**Material for the task:**
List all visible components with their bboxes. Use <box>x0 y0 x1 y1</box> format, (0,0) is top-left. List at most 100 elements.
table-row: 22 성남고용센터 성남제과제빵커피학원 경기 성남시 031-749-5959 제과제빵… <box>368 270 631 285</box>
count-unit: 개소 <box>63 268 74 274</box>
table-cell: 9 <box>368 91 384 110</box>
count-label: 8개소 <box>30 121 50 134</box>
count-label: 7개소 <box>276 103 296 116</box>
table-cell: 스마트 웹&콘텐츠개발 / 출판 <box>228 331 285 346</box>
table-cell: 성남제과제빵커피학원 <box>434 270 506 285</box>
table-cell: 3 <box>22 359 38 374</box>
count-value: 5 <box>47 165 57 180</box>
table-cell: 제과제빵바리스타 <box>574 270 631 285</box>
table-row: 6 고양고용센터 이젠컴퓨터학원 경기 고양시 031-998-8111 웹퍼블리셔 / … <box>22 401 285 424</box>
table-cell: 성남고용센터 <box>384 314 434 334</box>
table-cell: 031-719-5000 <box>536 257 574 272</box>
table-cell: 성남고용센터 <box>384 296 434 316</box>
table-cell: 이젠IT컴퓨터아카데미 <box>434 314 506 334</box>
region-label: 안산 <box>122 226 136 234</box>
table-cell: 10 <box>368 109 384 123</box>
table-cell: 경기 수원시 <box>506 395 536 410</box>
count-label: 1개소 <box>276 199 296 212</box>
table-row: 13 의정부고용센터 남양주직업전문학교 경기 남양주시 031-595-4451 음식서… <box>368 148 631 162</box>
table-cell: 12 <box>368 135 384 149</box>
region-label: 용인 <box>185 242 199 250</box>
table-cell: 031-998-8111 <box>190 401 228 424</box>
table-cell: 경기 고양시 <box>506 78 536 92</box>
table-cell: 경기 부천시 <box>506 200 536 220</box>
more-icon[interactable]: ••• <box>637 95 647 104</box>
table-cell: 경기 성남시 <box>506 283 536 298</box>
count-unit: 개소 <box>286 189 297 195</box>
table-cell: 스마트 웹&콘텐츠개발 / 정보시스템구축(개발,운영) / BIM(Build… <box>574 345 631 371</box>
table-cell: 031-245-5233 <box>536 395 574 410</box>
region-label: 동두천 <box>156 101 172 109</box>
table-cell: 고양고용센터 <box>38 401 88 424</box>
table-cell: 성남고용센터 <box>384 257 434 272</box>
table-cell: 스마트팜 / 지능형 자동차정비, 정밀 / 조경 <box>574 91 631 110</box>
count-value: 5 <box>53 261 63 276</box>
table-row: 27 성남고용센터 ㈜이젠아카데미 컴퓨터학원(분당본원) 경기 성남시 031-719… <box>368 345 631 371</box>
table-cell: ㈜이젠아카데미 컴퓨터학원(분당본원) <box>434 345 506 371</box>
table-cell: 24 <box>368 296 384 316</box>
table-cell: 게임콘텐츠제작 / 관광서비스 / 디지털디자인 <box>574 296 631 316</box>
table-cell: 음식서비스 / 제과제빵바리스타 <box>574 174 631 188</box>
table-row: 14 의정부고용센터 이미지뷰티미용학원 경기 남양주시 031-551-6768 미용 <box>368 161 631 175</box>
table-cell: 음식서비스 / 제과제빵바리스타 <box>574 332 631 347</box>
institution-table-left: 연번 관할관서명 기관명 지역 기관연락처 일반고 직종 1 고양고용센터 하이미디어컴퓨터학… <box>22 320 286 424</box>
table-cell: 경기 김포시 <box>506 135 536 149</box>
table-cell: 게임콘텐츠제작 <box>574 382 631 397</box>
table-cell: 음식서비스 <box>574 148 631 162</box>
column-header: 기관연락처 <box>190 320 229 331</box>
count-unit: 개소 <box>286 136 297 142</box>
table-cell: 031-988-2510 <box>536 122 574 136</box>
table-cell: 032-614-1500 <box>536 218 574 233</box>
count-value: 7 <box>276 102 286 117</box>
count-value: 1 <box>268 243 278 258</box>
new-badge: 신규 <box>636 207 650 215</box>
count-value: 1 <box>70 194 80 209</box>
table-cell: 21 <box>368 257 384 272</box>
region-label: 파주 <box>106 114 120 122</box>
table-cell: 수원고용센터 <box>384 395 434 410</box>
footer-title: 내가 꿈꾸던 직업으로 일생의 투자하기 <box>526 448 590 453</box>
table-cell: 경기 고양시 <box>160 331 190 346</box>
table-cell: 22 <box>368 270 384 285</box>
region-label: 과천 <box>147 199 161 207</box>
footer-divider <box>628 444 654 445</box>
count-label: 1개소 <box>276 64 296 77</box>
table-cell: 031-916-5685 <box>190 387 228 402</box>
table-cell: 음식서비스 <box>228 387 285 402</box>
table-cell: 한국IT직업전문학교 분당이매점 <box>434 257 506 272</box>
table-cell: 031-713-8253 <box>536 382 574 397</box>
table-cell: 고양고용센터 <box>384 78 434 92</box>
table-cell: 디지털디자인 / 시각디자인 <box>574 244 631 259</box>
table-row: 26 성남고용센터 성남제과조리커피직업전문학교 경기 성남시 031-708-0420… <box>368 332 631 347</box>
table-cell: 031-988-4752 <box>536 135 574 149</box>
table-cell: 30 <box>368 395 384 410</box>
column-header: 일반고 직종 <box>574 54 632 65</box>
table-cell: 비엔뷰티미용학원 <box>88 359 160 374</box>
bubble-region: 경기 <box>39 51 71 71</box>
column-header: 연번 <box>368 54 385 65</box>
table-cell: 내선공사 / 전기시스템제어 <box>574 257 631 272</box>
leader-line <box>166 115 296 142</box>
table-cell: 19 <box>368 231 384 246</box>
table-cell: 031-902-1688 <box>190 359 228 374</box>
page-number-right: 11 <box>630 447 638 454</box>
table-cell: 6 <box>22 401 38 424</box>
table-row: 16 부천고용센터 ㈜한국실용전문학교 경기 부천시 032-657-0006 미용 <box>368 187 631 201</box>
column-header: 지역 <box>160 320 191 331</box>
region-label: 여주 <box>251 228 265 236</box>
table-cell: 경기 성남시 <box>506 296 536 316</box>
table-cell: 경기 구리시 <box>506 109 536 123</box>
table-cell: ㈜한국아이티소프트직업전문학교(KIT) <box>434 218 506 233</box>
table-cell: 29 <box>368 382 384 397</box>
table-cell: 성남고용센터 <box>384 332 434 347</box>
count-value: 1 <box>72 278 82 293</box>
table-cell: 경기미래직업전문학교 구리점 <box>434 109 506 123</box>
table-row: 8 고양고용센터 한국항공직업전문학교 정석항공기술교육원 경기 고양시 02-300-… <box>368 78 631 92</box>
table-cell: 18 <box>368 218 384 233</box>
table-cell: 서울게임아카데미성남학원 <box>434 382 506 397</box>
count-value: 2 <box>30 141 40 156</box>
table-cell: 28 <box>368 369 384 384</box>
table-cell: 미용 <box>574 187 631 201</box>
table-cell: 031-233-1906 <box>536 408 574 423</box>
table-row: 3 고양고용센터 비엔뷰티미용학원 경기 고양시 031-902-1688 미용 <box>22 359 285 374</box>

**Given task:** Reproduce the data verbatim, from its first line down to and including the line that contains "table-cell: 제과제빵바리스타 <box>574".

**Solution to this problem:**
List all visible components with their bboxes. Use <box>x0 y0 x1 y1</box> format, (0,0) is top-left. List at most 100 elements.
table-row: 22 성남고용센터 성남제과제빵커피학원 경기 성남시 031-749-5959 제과제빵… <box>368 270 631 285</box>
count-unit: 개소 <box>63 268 74 274</box>
table-cell: 9 <box>368 91 384 110</box>
count-label: 8개소 <box>30 121 50 134</box>
count-label: 7개소 <box>276 103 296 116</box>
table-cell: 스마트 웹&콘텐츠개발 / 출판 <box>228 331 285 346</box>
table-cell: 성남제과제빵커피학원 <box>434 270 506 285</box>
table-cell: 3 <box>22 359 38 374</box>
count-value: 5 <box>47 165 57 180</box>
table-cell: 제과제빵바리스타 <box>574 270 631 285</box>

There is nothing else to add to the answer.